INPUT FOR THIS TASK:
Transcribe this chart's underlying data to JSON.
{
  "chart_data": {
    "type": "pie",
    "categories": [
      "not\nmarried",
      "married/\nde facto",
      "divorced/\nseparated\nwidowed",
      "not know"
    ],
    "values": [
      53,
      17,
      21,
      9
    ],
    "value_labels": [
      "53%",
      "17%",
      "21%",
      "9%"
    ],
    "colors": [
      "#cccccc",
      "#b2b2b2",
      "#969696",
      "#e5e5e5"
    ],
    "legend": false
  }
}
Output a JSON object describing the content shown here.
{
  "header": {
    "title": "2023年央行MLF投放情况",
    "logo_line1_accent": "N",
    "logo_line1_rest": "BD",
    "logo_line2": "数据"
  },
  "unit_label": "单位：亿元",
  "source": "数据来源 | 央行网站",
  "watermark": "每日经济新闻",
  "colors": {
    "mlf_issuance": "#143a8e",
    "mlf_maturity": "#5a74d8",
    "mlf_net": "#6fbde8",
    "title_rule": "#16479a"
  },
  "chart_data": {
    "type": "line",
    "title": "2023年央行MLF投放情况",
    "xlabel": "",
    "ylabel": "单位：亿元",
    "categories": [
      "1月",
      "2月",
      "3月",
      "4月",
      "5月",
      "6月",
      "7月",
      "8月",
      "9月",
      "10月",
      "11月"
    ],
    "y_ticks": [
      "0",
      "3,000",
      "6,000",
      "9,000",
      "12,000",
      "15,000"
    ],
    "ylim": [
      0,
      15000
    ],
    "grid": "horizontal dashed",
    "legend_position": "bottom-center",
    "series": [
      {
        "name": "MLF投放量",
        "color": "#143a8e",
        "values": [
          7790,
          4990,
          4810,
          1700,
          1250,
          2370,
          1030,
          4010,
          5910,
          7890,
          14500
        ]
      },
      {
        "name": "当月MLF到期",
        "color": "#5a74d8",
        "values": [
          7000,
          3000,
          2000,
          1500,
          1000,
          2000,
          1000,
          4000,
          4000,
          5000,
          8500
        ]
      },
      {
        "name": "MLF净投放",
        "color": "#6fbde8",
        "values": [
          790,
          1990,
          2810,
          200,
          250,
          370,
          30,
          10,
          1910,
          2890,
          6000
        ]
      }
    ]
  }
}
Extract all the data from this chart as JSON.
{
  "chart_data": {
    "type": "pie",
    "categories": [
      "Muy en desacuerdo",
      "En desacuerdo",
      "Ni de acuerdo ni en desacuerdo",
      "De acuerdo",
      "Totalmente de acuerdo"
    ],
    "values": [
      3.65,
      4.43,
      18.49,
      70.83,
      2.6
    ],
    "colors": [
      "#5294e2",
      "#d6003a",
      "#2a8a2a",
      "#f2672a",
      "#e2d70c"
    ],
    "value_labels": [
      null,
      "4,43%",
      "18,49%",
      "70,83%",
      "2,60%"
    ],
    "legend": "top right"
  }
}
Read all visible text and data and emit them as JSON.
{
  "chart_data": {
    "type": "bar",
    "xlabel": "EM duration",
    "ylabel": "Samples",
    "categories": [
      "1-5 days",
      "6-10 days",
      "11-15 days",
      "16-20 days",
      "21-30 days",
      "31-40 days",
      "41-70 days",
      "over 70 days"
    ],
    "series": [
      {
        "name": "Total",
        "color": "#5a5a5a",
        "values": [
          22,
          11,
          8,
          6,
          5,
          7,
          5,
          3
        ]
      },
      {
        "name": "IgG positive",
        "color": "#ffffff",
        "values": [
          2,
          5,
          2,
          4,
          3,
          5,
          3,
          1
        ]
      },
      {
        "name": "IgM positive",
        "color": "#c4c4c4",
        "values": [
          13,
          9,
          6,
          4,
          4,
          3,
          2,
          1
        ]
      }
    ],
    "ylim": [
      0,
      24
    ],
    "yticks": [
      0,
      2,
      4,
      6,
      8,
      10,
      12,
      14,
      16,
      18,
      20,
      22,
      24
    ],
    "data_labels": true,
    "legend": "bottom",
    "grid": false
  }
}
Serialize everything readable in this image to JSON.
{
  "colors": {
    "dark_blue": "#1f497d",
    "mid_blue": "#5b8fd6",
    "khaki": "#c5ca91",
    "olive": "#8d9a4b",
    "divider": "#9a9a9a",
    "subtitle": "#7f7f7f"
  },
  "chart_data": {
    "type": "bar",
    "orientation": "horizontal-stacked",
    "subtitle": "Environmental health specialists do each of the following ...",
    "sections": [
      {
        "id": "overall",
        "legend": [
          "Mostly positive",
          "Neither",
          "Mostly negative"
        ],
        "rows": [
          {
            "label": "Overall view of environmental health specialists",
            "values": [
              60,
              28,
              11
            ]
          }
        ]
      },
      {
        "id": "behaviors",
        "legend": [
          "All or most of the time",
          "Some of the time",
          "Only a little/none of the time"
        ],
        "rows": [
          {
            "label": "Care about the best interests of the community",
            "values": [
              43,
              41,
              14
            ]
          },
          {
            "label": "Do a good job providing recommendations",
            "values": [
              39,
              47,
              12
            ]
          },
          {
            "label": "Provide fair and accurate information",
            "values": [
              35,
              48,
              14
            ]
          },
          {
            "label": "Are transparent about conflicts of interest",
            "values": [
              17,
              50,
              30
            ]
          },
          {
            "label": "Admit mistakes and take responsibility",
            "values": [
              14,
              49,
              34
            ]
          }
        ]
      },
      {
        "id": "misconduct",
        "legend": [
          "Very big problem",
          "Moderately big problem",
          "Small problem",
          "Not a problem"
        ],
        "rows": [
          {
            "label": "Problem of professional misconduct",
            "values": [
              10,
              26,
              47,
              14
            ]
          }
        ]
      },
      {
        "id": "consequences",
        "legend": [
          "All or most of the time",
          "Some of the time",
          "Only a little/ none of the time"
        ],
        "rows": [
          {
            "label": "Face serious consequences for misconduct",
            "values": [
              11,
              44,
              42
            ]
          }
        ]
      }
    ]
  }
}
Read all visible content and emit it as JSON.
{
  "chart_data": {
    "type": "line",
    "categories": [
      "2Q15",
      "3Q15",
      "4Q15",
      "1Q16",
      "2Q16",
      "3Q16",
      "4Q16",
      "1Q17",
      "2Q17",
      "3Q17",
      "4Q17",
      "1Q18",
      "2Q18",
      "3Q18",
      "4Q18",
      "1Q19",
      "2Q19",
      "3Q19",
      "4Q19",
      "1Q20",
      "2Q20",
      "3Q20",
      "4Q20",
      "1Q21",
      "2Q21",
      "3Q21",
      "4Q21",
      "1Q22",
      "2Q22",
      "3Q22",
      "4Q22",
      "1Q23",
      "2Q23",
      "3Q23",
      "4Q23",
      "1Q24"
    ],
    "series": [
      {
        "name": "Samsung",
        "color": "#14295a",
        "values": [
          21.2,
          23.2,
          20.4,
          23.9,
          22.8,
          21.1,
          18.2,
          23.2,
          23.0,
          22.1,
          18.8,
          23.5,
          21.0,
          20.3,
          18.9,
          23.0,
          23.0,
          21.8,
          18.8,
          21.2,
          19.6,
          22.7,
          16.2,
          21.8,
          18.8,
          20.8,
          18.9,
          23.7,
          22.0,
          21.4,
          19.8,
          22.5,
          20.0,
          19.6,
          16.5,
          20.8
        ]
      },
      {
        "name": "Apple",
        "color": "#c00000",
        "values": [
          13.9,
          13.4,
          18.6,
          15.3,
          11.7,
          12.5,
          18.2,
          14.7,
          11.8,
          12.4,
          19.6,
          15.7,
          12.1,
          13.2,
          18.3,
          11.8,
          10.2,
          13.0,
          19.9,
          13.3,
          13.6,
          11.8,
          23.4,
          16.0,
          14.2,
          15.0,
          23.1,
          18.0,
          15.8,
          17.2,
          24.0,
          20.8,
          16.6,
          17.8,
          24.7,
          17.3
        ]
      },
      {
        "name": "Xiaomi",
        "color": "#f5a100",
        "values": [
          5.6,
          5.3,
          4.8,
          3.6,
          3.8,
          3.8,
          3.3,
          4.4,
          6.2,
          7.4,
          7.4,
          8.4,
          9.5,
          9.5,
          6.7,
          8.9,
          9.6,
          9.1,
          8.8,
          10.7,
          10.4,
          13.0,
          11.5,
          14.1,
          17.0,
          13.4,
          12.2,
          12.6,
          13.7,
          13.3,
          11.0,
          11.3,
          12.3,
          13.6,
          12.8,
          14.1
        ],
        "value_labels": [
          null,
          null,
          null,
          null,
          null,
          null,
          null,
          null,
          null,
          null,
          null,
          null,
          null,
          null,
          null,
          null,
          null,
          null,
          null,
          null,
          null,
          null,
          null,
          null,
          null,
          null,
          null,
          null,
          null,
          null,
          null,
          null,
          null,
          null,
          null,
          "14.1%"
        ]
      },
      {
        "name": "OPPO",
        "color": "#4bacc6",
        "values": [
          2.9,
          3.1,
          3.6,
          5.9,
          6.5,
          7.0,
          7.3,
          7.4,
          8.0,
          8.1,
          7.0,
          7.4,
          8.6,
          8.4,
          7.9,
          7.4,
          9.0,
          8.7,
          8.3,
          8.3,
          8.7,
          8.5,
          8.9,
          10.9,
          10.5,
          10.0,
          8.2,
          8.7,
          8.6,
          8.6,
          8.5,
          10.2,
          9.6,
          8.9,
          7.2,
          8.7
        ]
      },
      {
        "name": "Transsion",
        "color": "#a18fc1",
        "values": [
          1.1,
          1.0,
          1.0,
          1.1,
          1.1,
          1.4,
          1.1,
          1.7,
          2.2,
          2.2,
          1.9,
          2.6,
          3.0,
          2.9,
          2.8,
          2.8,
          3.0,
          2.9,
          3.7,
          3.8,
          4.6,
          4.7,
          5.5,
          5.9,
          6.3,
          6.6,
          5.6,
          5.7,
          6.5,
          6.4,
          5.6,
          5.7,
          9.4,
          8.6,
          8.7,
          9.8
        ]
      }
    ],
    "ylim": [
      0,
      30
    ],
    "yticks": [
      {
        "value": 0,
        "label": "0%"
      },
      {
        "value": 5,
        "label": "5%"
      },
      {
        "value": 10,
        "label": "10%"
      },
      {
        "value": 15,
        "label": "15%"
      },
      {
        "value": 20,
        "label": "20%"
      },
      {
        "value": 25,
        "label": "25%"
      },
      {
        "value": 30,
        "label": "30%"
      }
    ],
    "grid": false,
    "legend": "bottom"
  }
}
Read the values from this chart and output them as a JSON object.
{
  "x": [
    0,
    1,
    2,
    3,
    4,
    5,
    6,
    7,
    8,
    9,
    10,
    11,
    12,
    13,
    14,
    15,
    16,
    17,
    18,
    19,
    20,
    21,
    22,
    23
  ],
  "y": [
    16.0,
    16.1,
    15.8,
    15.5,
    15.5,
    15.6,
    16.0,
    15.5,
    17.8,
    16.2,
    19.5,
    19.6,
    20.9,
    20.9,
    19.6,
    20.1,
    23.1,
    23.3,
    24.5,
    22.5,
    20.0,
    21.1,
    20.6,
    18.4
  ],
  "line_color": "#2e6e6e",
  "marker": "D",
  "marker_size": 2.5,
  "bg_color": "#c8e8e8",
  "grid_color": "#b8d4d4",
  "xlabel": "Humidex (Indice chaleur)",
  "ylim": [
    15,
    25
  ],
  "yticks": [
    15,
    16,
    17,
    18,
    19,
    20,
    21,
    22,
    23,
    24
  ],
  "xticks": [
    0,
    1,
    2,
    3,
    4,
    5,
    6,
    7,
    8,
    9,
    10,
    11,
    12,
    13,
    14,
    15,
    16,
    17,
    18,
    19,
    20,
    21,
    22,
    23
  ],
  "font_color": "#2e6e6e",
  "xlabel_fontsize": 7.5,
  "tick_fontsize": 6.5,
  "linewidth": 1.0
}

INSTRUCTIONS FOR THE TASK: Identify and list each line with the word "days".

TASK RESPONSE:
      "1-5 days",
      "6-10 days",
      "11-15 days",
      "16-20 days",
      "21-30 days",
      "31-40 days",
      "41-70 days",
      "over 70 days"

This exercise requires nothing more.